>>>

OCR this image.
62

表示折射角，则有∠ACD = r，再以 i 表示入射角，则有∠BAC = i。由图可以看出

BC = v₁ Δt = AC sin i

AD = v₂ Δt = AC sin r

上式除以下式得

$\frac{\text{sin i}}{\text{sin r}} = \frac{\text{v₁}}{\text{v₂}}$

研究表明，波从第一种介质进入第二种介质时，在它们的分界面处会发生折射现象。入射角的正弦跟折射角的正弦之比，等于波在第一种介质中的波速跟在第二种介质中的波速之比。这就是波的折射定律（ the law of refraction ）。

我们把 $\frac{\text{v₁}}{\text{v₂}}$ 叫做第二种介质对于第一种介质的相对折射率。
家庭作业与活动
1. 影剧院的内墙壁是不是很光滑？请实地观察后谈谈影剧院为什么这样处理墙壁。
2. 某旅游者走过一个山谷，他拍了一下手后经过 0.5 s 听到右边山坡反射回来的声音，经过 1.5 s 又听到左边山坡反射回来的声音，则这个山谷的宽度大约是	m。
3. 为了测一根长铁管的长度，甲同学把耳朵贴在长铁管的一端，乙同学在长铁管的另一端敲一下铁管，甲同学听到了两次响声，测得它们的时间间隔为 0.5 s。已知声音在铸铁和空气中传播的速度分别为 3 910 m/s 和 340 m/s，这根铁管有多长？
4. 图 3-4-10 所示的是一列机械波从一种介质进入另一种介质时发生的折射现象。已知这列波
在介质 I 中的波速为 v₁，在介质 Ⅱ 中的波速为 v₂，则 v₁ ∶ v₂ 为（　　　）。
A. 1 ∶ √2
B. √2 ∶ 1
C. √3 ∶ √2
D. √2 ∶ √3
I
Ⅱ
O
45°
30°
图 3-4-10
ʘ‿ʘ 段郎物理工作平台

<<<

Problem to solve
Repeat each entry word for word.

Result
OCR this image.
62

表示折射角，则有∠ACD = r，再以 i 表示入射角，则有∠BAC = i。由图可以看出

BC = v₁ Δt = AC sin i

AD = v₂ Δt = AC sin r

上式除以下式得

$\frac{\text{sin i}}{\text{sin r}} = \frac{\text{v₁}}{\text{v₂}}$

研究表明，波从第一种介质进入第二种介质时，在它们的分界面处会发生折射现象。入射角的正弦跟折射角的正弦之比，等于波在第一种介质中的波速跟在第二种介质中的波速之比。这就是波的折射定律（ the law of refraction ）。

我们把 $\frac{\text{v₁}}{\text{v₂}}$ 叫做第二种介质对于第一种介质的相对折射率。
家庭作业与活动
1. 影剧院的内墙壁是不是很光滑？请实地观察后谈谈影剧院为什么这样处理墙壁。
2. 某旅游者走过一个山谷，他拍了一下手后经过 0.5 s 听到右边山坡反射回来的声音，经过 1.5 s 又听到左边山坡反射回来的声音，则这个山谷的宽度大约是	m。
3. 为了测一根长铁管的长度，甲同学把耳朵贴在长铁管的一端，乙同学在长铁管的另一端敲一下铁管，甲同学听到了两次响声，测得它们的时间间隔为 0.5 s。已知声音在铸铁和空气中传播的速度分别为 3 910 m/s 和 340 m/s，这根铁管有多长？
4. 图 3-4-10 所示的是一列机械波从一种介质进入另一种介质时发生的折射现象。已知这列波
在介质 I 中的波速为 v₁，在介质 Ⅱ 中的波速为 v₂，则 v₁ ∶ v₂ 为（　　　）。
A. 1 ∶ √2
B. √2 ∶ 1
C. √3 ∶ √2
D. √2 ∶ √3
I
Ⅱ
O
45°
30°
图 3-4-10
ʘ‿ʘ 段郎物理工作平台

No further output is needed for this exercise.